**EXERCISE DIRECTIONS:** Your task is to give the data again, exactly, with every line intact.

---------- MATERIAL FOR THIS TASK ----------

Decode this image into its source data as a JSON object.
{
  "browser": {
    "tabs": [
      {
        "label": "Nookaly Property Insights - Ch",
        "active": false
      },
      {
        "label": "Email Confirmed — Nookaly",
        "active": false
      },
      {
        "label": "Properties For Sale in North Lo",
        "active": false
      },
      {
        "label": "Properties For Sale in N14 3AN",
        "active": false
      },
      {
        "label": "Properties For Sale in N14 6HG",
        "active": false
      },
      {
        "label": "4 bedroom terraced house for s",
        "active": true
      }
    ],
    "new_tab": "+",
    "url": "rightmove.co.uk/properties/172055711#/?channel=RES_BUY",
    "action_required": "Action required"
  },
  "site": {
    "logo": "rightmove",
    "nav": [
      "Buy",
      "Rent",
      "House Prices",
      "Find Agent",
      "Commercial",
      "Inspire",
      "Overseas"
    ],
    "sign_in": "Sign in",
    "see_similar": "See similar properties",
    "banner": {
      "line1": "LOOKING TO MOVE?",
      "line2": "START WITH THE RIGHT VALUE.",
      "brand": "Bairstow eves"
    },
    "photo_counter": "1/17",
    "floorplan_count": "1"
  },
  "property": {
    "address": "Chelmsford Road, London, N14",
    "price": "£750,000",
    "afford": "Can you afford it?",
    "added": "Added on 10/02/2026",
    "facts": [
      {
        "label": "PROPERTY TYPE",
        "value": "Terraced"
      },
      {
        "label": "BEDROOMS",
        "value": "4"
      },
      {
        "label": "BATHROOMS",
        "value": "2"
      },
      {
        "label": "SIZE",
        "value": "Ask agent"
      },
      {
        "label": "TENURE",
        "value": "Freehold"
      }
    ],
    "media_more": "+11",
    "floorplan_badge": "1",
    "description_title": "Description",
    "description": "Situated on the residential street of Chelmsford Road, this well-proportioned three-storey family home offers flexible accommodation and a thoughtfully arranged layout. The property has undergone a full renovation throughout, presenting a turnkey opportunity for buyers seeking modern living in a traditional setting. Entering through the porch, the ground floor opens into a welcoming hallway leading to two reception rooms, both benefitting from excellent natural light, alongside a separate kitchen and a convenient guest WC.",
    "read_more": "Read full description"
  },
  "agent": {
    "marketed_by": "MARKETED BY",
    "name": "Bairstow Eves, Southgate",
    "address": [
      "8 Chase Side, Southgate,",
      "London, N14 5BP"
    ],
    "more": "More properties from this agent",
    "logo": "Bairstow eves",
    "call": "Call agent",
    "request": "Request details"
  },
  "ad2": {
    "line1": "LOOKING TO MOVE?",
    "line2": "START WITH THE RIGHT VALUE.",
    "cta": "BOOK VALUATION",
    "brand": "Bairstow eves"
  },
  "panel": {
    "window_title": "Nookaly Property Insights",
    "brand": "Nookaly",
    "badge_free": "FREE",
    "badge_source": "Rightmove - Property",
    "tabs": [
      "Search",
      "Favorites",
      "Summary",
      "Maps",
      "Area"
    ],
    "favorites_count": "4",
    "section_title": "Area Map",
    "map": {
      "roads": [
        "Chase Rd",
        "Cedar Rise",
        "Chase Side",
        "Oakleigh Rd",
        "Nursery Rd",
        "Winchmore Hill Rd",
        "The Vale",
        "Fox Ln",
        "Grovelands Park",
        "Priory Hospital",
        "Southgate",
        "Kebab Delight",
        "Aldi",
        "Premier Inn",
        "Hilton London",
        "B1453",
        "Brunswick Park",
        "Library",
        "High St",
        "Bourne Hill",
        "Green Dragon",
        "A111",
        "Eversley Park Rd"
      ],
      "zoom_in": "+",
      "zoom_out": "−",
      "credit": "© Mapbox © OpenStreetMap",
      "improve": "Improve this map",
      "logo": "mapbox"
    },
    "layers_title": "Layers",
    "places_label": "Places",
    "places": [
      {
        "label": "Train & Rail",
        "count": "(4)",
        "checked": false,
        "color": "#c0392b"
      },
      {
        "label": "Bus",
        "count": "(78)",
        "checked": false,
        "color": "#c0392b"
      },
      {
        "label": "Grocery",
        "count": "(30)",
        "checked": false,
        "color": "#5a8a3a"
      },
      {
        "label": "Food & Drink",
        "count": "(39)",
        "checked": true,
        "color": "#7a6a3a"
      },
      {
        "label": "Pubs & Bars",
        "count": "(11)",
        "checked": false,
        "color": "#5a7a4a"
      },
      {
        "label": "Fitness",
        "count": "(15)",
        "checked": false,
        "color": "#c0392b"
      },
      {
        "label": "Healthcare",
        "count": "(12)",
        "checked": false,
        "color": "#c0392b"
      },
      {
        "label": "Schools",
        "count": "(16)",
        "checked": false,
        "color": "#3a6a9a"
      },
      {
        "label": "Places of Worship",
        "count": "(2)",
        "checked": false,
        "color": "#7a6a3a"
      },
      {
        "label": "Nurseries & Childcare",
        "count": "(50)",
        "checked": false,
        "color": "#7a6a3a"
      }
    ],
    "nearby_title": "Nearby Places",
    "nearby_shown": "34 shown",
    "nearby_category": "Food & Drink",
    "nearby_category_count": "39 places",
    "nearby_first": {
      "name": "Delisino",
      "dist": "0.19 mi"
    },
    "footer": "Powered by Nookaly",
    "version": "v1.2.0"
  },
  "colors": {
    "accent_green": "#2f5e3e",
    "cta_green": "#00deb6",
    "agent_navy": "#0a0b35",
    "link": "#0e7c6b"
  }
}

----------

**RESPONSE TO THE EXERCISE:**
Decode this image into its source data as a JSON object.
{
  "browser": {
    "tabs": [
      {
        "label": "Nookaly Property Insights - Ch",
        "active": false
      },
      {
        "label": "Email Confirmed — Nookaly",
        "active": false
      },
      {
        "label": "Properties For Sale in North Lo",
        "active": false
      },
      {
        "label": "Properties For Sale in N14 3AN",
        "active": false
      },
      {
        "label": "Properties For Sale in N14 6HG",
        "active": false
      },
      {
        "label": "4 bedroom terraced house for s",
        "active": true
      }
    ],
    "new_tab": "+",
    "url": "rightmove.co.uk/properties/172055711#/?channel=RES_BUY",
    "action_required": "Action required"
  },
  "site": {
    "logo": "rightmove",
    "nav": [
      "Buy",
      "Rent",
      "House Prices",
      "Find Agent",
      "Commercial",
      "Inspire",
      "Overseas"
    ],
    "sign_in": "Sign in",
    "see_similar": "See similar properties",
    "banner": {
      "line1": "LOOKING TO MOVE?",
      "line2": "START WITH THE RIGHT VALUE.",
      "brand": "Bairstow eves"
    },
    "photo_counter": "1/17",
    "floorplan_count": "1"
  },
  "property": {
    "address": "Chelmsford Road, London, N14",
    "price": "£750,000",
    "afford": "Can you afford it?",
    "added": "Added on 10/02/2026",
    "facts": [
      {
        "label": "PROPERTY TYPE",
        "value": "Terraced"
      },
      {
        "label": "BEDROOMS",
        "value": "4"
      },
      {
        "label": "BATHROOMS",
        "value": "2"
      },
      {
        "label": "SIZE",
        "value": "Ask agent"
      },
      {
        "label": "TENURE",
        "value": "Freehold"
      }
    ],
    "media_more": "+11",
    "floorplan_badge": "1",
    "description_title": "Description",
    "description": "Situated on the residential street of Chelmsford Road, this well-proportioned three-storey family home offers flexible accommodation and a thoughtfully arranged layout. The property has undergone a full renovation throughout, presenting a turnkey opportunity for buyers seeking modern living in a traditional setting. Entering through the porch, the ground floor opens into a welcoming hallway leading to two reception rooms, both benefitting from excellent natural light, alongside a separate kitchen and a convenient guest WC.",
    "read_more": "Read full description"
  },
  "agent": {
    "marketed_by": "MARKETED BY",
    "name": "Bairstow Eves, Southgate",
    "address": [
      "8 Chase Side, Southgate,",
      "London, N14 5BP"
    ],
    "more": "More properties from this agent",
    "logo": "Bairstow eves",
    "call": "Call agent",
    "request": "Request details"
  },
  "ad2": {
    "line1": "LOOKING TO MOVE?",
    "line2": "START WITH THE RIGHT VALUE.",
    "cta": "BOOK VALUATION",
    "brand": "Bairstow eves"
  },
  "panel": {
    "window_title": "Nookaly Property Insights",
    "brand": "Nookaly",
    "badge_free": "FREE",
    "badge_source": "Rightmove - Property",
    "tabs": [
      "Search",
      "Favorites",
      "Summary",
      "Maps",
      "Area"
    ],
    "favorites_count": "4",
    "section_title": "Area Map",
    "map": {
      "roads": [
        "Chase Rd",
        "Cedar Rise",
        "Chase Side",
        "Oakleigh Rd",
        "Nursery Rd",
        "Winchmore Hill Rd",
        "The Vale",
        "Fox Ln",
        "Grovelands Park",
        "Priory Hospital",
        "Southgate",
        "Kebab Delight",
        "Aldi",
        "Premier Inn",
        "Hilton London",
        "B1453",
        "Brunswick Park",
        "Library",
        "High St",
        "Bourne Hill",
        "Green Dragon",
        "A111",
        "Eversley Park Rd"
      ],
      "zoom_in": "+",
      "zoom_out": "−",
      "credit": "© Mapbox © OpenStreetMap",
      "improve": "Improve this map",
      "logo": "mapbox"
    },
    "layers_title": "Layers",
    "places_label": "Places",
    "places": [
      {
        "label": "Train & Rail",
        "count": "(4)",
        "checked": false,
        "color": "#c0392b"
      },
      {
        "label": "Bus",
        "count": "(78)",
        "checked": false,
        "color": "#c0392b"
      },
      {
        "label": "Grocery",
        "count": "(30)",
        "checked": false,
        "color": "#5a8a3a"
      },
      {
        "label": "Food & Drink",
        "count": "(39)",
        "checked": true,
        "color": "#7a6a3a"
      },
      {
        "label": "Pubs & Bars",
        "count": "(11)",
        "checked": false,
        "color": "#5a7a4a"
      },
      {
        "label": "Fitness",
        "count": "(15)",
        "checked": false,
        "color": "#c0392b"
      },
      {
        "label": "Healthcare",
        "count": "(12)",
        "checked": false,
        "color": "#c0392b"
      },
      {
        "label": "Schools",
        "count": "(16)",
        "checked": false,
        "color": "#3a6a9a"
      },
      {
        "label": "Places of Worship",
        "count": "(2)",
        "checked": false,
        "color": "#7a6a3a"
      },
      {
        "label": "Nurseries & Childcare",
        "count": "(50)",
        "checked": false,
        "color": "#7a6a3a"
      }
    ],
    "nearby_title": "Nearby Places",
    "nearby_shown": "34 shown",
    "nearby_category": "Food & Drink",
    "nearby_category_count": "39 places",
    "nearby_first": {
      "name": "Delisino",
      "dist": "0.19 mi"
    },
    "footer": "Powered by Nookaly",
    "version": "v1.2.0"
  },
  "colors": {
    "accent_green": "#2f5e3e",
    "cta_green": "#00deb6",
    "agent_navy": "#0a0b35",
    "link": "#0e7c6b"
  }
}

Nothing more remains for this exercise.